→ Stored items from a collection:

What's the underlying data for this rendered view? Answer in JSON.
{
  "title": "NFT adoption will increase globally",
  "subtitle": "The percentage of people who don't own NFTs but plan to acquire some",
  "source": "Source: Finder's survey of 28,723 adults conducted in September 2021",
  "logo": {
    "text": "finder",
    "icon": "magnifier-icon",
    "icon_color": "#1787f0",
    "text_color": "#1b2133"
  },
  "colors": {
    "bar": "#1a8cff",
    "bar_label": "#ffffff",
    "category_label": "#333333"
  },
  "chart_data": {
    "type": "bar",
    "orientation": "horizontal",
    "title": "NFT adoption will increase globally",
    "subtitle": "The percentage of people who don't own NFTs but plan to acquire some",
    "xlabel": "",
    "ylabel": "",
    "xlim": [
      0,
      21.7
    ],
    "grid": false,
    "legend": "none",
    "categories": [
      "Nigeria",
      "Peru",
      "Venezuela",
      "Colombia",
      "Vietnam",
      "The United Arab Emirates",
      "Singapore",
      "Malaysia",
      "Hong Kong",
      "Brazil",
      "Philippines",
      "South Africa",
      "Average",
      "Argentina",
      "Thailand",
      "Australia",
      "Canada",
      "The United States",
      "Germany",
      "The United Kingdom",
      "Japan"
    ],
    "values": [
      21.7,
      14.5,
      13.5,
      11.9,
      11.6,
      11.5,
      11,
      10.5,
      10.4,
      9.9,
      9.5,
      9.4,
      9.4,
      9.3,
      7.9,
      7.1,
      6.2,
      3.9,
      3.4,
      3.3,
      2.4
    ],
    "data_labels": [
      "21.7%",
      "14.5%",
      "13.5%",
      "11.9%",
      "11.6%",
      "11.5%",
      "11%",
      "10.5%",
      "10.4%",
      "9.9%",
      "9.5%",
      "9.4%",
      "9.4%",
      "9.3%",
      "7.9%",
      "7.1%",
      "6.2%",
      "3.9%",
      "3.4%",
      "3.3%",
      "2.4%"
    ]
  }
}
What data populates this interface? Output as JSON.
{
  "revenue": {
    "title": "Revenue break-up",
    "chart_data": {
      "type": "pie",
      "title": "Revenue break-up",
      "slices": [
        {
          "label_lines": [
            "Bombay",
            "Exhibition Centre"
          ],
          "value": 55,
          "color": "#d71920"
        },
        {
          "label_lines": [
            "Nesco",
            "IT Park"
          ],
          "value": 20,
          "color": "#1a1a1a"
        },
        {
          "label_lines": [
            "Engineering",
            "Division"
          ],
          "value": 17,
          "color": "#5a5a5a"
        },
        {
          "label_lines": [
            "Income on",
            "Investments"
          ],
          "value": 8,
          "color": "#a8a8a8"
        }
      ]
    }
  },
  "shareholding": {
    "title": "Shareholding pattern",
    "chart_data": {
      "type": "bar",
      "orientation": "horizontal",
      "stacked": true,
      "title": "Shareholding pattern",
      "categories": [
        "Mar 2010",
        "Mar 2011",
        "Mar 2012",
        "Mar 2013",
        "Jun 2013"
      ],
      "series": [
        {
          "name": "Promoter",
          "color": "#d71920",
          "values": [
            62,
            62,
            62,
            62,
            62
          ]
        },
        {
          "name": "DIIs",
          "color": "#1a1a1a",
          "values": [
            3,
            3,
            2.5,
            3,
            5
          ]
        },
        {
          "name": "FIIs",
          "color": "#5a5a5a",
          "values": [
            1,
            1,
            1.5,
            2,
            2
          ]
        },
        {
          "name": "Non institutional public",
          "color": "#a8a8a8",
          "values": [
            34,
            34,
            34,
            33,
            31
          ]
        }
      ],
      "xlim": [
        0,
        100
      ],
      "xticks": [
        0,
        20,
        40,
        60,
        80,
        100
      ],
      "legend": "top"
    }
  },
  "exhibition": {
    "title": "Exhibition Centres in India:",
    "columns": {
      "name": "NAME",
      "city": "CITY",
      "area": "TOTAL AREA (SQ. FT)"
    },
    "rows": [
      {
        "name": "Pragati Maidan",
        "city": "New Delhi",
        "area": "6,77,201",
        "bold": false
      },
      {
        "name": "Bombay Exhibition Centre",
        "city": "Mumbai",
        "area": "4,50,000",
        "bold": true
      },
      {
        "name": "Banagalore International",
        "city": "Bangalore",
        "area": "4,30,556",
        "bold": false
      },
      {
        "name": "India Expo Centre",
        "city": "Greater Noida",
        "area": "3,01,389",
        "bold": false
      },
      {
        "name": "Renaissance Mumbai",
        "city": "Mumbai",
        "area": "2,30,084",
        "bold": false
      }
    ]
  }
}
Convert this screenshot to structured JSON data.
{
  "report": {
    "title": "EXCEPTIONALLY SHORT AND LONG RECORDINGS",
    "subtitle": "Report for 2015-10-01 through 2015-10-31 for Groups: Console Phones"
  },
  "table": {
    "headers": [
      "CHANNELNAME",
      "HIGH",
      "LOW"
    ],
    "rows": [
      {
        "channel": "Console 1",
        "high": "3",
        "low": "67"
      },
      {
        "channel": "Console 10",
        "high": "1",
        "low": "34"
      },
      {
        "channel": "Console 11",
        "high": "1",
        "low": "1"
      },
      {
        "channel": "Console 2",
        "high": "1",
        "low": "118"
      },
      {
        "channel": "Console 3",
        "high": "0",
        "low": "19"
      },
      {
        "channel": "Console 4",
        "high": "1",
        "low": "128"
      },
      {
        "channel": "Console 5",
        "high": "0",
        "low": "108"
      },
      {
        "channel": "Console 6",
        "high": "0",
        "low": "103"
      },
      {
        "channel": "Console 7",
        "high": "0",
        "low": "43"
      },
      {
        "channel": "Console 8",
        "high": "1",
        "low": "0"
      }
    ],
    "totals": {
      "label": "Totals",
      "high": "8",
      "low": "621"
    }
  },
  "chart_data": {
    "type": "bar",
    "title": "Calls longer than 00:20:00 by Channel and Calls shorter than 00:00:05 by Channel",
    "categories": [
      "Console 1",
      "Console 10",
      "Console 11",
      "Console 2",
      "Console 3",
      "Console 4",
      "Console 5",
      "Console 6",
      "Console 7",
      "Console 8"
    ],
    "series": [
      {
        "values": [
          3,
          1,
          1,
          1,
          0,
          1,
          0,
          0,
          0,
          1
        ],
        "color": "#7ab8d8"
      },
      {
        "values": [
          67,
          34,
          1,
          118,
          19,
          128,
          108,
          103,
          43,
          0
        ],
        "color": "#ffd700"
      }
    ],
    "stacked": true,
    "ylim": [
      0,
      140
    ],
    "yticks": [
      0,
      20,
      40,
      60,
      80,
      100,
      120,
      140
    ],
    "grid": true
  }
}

→ GOAL OF THE EXERCISE: Go through the records above and retype each one exactly.

→ EXERCISE ANSWER:
What's the underlying data for this rendered view? Answer in JSON.
{
  "title": "NFT adoption will increase globally",
  "subtitle": "The percentage of people who don't own NFTs but plan to acquire some",
  "source": "Source: Finder's survey of 28,723 adults conducted in September 2021",
  "logo": {
    "text": "finder",
    "icon": "magnifier-icon",
    "icon_color": "#1787f0",
    "text_color": "#1b2133"
  },
  "colors": {
    "bar": "#1a8cff",
    "bar_label": "#ffffff",
    "category_label": "#333333"
  },
  "chart_data": {
    "type": "bar",
    "orientation": "horizontal",
    "title": "NFT adoption will increase globally",
    "subtitle": "The percentage of people who don't own NFTs but plan to acquire some",
    "xlabel": "",
    "ylabel": "",
    "xlim": [
      0,
      21.7
    ],
    "grid": false,
    "legend": "none",
    "categories": [
      "Nigeria",
      "Peru",
      "Venezuela",
      "Colombia",
      "Vietnam",
      "The United Arab Emirates",
      "Singapore",
      "Malaysia",
      "Hong Kong",
      "Brazil",
      "Philippines",
      "South Africa",
      "Average",
      "Argentina",
      "Thailand",
      "Australia",
      "Canada",
      "The United States",
      "Germany",
      "The United Kingdom",
      "Japan"
    ],
    "values": [
      21.7,
      14.5,
      13.5,
      11.9,
      11.6,
      11.5,
      11,
      10.5,
      10.4,
      9.9,
      9.5,
      9.4,
      9.4,
      9.3,
      7.9,
      7.1,
      6.2,
      3.9,
      3.4,
      3.3,
      2.4
    ],
    "data_labels": [
      "21.7%",
      "14.5%",
      "13.5%",
      "11.9%",
      "11.6%",
      "11.5%",
      "11%",
      "10.5%",
      "10.4%",
      "9.9%",
      "9.5%",
      "9.4%",
      "9.4%",
      "9.3%",
      "7.9%",
      "7.1%",
      "6.2%",
      "3.9%",
      "3.4%",
      "3.3%",
      "2.4%"
    ]
  }
}
What data populates this interface? Output as JSON.
{
  "revenue": {
    "title": "Revenue break-up",
    "chart_data": {
      "type": "pie",
      "title": "Revenue break-up",
      "slices": [
        {
          "label_lines": [
            "Bombay",
            "Exhibition Centre"
          ],
          "value": 55,
          "color": "#d71920"
        },
        {
          "label_lines": [
            "Nesco",
            "IT Park"
          ],
          "value": 20,
          "color": "#1a1a1a"
        },
        {
          "label_lines": [
            "Engineering",
            "Division"
          ],
          "value": 17,
          "color": "#5a5a5a"
        },
        {
          "label_lines": [
            "Income on",
            "Investments"
          ],
          "value": 8,
          "color": "#a8a8a8"
        }
      ]
    }
  },
  "shareholding": {
    "title": "Shareholding pattern",
    "chart_data": {
      "type": "bar",
      "orientation": "horizontal",
      "stacked": true,
      "title": "Shareholding pattern",
      "categories": [
        "Mar 2010",
        "Mar 2011",
        "Mar 2012",
        "Mar 2013",
        "Jun 2013"
      ],
      "series": [
        {
          "name": "Promoter",
          "color": "#d71920",
          "values": [
            62,
            62,
            62,
            62,
            62
          ]
        },
        {
          "name": "DIIs",
          "color": "#1a1a1a",
          "values": [
            3,
            3,
            2.5,
            3,
            5
          ]
        },
        {
          "name": "FIIs",
          "color": "#5a5a5a",
          "values": [
            1,
            1,
            1.5,
            2,
            2
          ]
        },
        {
          "name": "Non institutional public",
          "color": "#a8a8a8",
          "values": [
            34,
            34,
            34,
            33,
            31
          ]
        }
      ],
      "xlim": [
        0,
        100
      ],
      "xticks": [
        0,
        20,
        40,
        60,
        80,
        100
      ],
      "legend": "top"
    }
  },
  "exhibition": {
    "title": "Exhibition Centres in India:",
    "columns": {
      "name": "NAME",
      "city": "CITY",
      "area": "TOTAL AREA (SQ. FT)"
    },
    "rows": [
      {
        "name": "Pragati Maidan",
        "city": "New Delhi",
        "area": "6,77,201",
        "bold": false
      },
      {
        "name": "Bombay Exhibition Centre",
        "city": "Mumbai",
        "area": "4,50,000",
        "bold": true
      },
      {
        "name": "Banagalore International",
        "city": "Bangalore",
        "area": "4,30,556",
        "bold": false
      },
      {
        "name": "India Expo Centre",
        "city": "Greater Noida",
        "area": "3,01,389",
        "bold": false
      },
      {
        "name": "Renaissance Mumbai",
        "city": "Mumbai",
        "area": "2,30,084",
        "bold": false
      }
    ]
  }
}
Convert this screenshot to structured JSON data.
{
  "report": {
    "title": "EXCEPTIONALLY SHORT AND LONG RECORDINGS",
    "subtitle": "Report for 2015-10-01 through 2015-10-31 for Groups: Console Phones"
  },
  "table": {
    "headers": [
      "CHANNELNAME",
      "HIGH",
      "LOW"
    ],
    "rows": [
      {
        "channel": "Console 1",
        "high": "3",
        "low": "67"
      },
      {
        "channel": "Console 10",
        "high": "1",
        "low": "34"
      },
      {
        "channel": "Console 11",
        "high": "1",
        "low": "1"
      },
      {
        "channel": "Console 2",
        "high": "1",
        "low": "118"
      },
      {
        "channel": "Console 3",
        "high": "0",
        "low": "19"
      },
      {
        "channel": "Console 4",
        "high": "1",
        "low": "128"
      },
      {
        "channel": "Console 5",
        "high": "0",
        "low": "108"
      },
      {
        "channel": "Console 6",
        "high": "0",
        "low": "103"
      },
      {
        "channel": "Console 7",
        "high": "0",
        "low": "43"
      },
      {
        "channel": "Console 8",
        "high": "1",
        "low": "0"
      }
    ],
    "totals": {
      "label": "Totals",
      "high": "8",
      "low": "621"
    }
  },
  "chart_data": {
    "type": "bar",
    "title": "Calls longer than 00:20:00 by Channel and Calls shorter than 00:00:05 by Channel",
    "categories": [
      "Console 1",
      "Console 10",
      "Console 11",
      "Console 2",
      "Console 3",
      "Console 4",
      "Console 5",
      "Console 6",
      "Console 7",
      "Console 8"
    ],
    "series": [
      {
        "values": [
          3,
          1,
          1,
          1,
          0,
          1,
          0,
          0,
          0,
          1
        ],
        "color": "#7ab8d8"
      },
      {
        "values": [
          67,
          34,
          1,
          118,
          19,
          128,
          108,
          103,
          43,
          0
        ],
        "color": "#ffd700"
      }
    ],
    "stacked": true,
    "ylim": [
      0,
      140
    ],
    "yticks": [
      0,
      20,
      40,
      60,
      80,
      100,
      120,
      140
    ],
    "grid": true
  }
}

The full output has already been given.